── EXERCISE INPUTS ──

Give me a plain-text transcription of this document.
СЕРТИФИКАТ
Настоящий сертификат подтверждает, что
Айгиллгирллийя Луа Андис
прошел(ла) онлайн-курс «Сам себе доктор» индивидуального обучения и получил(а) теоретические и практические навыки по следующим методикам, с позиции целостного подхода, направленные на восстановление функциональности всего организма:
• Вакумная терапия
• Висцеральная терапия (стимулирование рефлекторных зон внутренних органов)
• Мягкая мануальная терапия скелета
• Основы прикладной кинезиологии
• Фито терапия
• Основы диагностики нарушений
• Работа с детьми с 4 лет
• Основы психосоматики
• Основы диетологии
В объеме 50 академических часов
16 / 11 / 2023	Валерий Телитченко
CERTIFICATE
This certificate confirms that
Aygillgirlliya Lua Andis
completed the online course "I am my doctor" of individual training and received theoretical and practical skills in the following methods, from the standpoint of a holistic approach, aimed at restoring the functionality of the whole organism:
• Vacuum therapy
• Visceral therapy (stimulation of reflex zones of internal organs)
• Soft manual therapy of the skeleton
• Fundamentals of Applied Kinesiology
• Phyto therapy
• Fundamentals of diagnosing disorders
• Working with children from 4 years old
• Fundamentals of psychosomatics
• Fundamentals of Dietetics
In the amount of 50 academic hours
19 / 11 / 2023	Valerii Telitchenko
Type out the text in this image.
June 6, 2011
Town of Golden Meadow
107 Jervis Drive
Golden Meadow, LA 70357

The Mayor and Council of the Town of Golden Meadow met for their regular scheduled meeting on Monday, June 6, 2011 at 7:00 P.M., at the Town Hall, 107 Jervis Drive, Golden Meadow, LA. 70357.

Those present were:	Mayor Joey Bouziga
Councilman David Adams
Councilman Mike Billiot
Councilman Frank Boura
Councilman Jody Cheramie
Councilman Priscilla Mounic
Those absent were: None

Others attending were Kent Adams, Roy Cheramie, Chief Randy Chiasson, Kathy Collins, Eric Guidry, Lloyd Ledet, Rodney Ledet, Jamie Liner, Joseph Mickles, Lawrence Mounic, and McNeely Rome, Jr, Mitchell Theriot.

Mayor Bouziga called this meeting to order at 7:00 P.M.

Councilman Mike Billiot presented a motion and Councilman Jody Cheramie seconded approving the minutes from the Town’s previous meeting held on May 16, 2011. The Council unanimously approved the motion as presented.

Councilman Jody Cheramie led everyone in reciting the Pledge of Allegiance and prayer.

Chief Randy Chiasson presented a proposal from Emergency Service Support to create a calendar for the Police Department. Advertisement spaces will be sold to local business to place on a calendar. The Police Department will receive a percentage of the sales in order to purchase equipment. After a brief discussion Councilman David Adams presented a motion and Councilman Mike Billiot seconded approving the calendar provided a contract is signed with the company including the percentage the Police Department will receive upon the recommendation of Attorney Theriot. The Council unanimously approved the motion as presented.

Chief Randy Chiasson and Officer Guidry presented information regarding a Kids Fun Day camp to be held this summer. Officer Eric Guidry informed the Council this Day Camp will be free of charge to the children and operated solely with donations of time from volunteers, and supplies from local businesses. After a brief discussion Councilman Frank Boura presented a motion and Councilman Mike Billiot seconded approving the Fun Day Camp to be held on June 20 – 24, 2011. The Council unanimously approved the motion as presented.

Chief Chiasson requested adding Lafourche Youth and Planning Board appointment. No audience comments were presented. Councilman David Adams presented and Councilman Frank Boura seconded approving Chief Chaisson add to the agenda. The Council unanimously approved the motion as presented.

───

▶ **YOUR TASK**: Return all of the entries word for word.

▶ **COMPLETED EXERCISE**:
Give me a plain-text transcription of this document.
СЕРТИФИКАТ
Настоящий сертификат подтверждает, что
Айгиллгирллийя Луа Андис
прошел(ла) онлайн-курс «Сам себе доктор» индивидуального обучения и получил(а) теоретические и практические навыки по следующим методикам, с позиции целостного подхода, направленные на восстановление функциональности всего организма:
• Вакумная терапия
• Висцеральная терапия (стимулирование рефлекторных зон внутренних органов)
• Мягкая мануальная терапия скелета
• Основы прикладной кинезиологии
• Фито терапия
• Основы диагностики нарушений
• Работа с детьми с 4 лет
• Основы психосоматики
• Основы диетологии
В объеме 50 академических часов
16 / 11 / 2023	Валерий Телитченко
CERTIFICATE
This certificate confirms that
Aygillgirlliya Lua Andis
completed the online course "I am my doctor" of individual training and received theoretical and practical skills in the following methods, from the standpoint of a holistic approach, aimed at restoring the functionality of the whole organism:
• Vacuum therapy
• Visceral therapy (stimulation of reflex zones of internal organs)
• Soft manual therapy of the skeleton
• Fundamentals of Applied Kinesiology
• Phyto therapy
• Fundamentals of diagnosing disorders
• Working with children from 4 years old
• Fundamentals of psychosomatics
• Fundamentals of Dietetics
In the amount of 50 academic hours
19 / 11 / 2023	Valerii Telitchenko
Type out the text in this image.
June 6, 2011
Town of Golden Meadow
107 Jervis Drive
Golden Meadow, LA 70357

The Mayor and Council of the Town of Golden Meadow met for their regular scheduled meeting on Monday, June 6, 2011 at 7:00 P.M., at the Town Hall, 107 Jervis Drive, Golden Meadow, LA. 70357.

Those present were:	Mayor Joey Bouziga
Councilman David Adams
Councilman Mike Billiot
Councilman Frank Boura
Councilman Jody Cheramie
Councilman Priscilla Mounic
Those absent were: None

Others attending were Kent Adams, Roy Cheramie, Chief Randy Chiasson, Kathy Collins, Eric Guidry, Lloyd Ledet, Rodney Ledet, Jamie Liner, Joseph Mickles, Lawrence Mounic, and McNeely Rome, Jr, Mitchell Theriot.

Mayor Bouziga called this meeting to order at 7:00 P.M.

Councilman Mike Billiot presented a motion and Councilman Jody Cheramie seconded approving the minutes from the Town’s previous meeting held on May 16, 2011. The Council unanimously approved the motion as presented.

Councilman Jody Cheramie led everyone in reciting the Pledge of Allegiance and prayer.

Chief Randy Chiasson presented a proposal from Emergency Service Support to create a calendar for the Police Department. Advertisement spaces will be sold to local business to place on a calendar. The Police Department will receive a percentage of the sales in order to purchase equipment. After a brief discussion Councilman David Adams presented a motion and Councilman Mike Billiot seconded approving the calendar provided a contract is signed with the company including the percentage the Police Department will receive upon the recommendation of Attorney Theriot. The Council unanimously approved the motion as presented.

Chief Randy Chiasson and Officer Guidry presented information regarding a Kids Fun Day camp to be held this summer. Officer Eric Guidry informed the Council this Day Camp will be free of charge to the children and operated solely with donations of time from volunteers, and supplies from local businesses. After a brief discussion Councilman Frank Boura presented a motion and Councilman Mike Billiot seconded approving the Fun Day Camp to be held on June 20 – 24, 2011. The Council unanimously approved the motion as presented.

Chief Chiasson requested adding Lafourche Youth and Planning Board appointment. No audience comments were presented. Councilman David Adams presented and Councilman Frank Boura seconded approving Chief Chaisson add to the agenda. The Council unanimously approved the motion as presented.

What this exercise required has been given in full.